* Start Entries *

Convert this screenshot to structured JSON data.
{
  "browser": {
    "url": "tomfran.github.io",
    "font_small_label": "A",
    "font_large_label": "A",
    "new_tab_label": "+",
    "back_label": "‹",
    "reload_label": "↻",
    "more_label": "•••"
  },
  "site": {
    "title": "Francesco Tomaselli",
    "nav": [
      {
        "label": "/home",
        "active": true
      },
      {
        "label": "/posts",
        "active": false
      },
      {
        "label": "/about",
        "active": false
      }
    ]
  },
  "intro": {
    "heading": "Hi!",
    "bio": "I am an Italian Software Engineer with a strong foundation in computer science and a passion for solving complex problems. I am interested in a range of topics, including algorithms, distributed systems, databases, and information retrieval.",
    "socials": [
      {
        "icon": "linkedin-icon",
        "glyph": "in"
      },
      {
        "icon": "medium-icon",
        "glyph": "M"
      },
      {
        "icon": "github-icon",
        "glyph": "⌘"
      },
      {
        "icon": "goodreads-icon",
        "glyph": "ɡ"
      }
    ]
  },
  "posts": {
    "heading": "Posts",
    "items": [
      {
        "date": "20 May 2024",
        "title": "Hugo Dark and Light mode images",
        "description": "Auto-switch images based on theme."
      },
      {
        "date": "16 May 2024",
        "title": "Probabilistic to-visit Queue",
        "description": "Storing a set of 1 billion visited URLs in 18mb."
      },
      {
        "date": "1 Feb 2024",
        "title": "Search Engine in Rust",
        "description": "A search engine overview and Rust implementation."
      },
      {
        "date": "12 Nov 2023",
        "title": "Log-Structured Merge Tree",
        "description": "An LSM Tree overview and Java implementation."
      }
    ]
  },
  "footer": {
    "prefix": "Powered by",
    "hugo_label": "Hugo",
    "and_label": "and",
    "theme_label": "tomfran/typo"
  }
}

* End Entries *

Exercise requirements —
Set all of the entries down again, exactly as they were given.

Correct result —
Convert this screenshot to structured JSON data.
{
  "browser": {
    "url": "tomfran.github.io",
    "font_small_label": "A",
    "font_large_label": "A",
    "new_tab_label": "+",
    "back_label": "‹",
    "reload_label": "↻",
    "more_label": "•••"
  },
  "site": {
    "title": "Francesco Tomaselli",
    "nav": [
      {
        "label": "/home",
        "active": true
      },
      {
        "label": "/posts",
        "active": false
      },
      {
        "label": "/about",
        "active": false
      }
    ]
  },
  "intro": {
    "heading": "Hi!",
    "bio": "I am an Italian Software Engineer with a strong foundation in computer science and a passion for solving complex problems. I am interested in a range of topics, including algorithms, distributed systems, databases, and information retrieval.",
    "socials": [
      {
        "icon": "linkedin-icon",
        "glyph": "in"
      },
      {
        "icon": "medium-icon",
        "glyph": "M"
      },
      {
        "icon": "github-icon",
        "glyph": "⌘"
      },
      {
        "icon": "goodreads-icon",
        "glyph": "ɡ"
      }
    ]
  },
  "posts": {
    "heading": "Posts",
    "items": [
      {
        "date": "20 May 2024",
        "title": "Hugo Dark and Light mode images",
        "description": "Auto-switch images based on theme."
      },
      {
        "date": "16 May 2024",
        "title": "Probabilistic to-visit Queue",
        "description": "Storing a set of 1 billion visited URLs in 18mb."
      },
      {
        "date": "1 Feb 2024",
        "title": "Search Engine in Rust",
        "description": "A search engine overview and Rust implementation."
      },
      {
        "date": "12 Nov 2023",
        "title": "Log-Structured Merge Tree",
        "description": "An LSM Tree overview and Java implementation."
      }
    ]
  },
  "footer": {
    "prefix": "Powered by",
    "hugo_label": "Hugo",
    "and_label": "and",
    "theme_label": "tomfran/typo"
  }
}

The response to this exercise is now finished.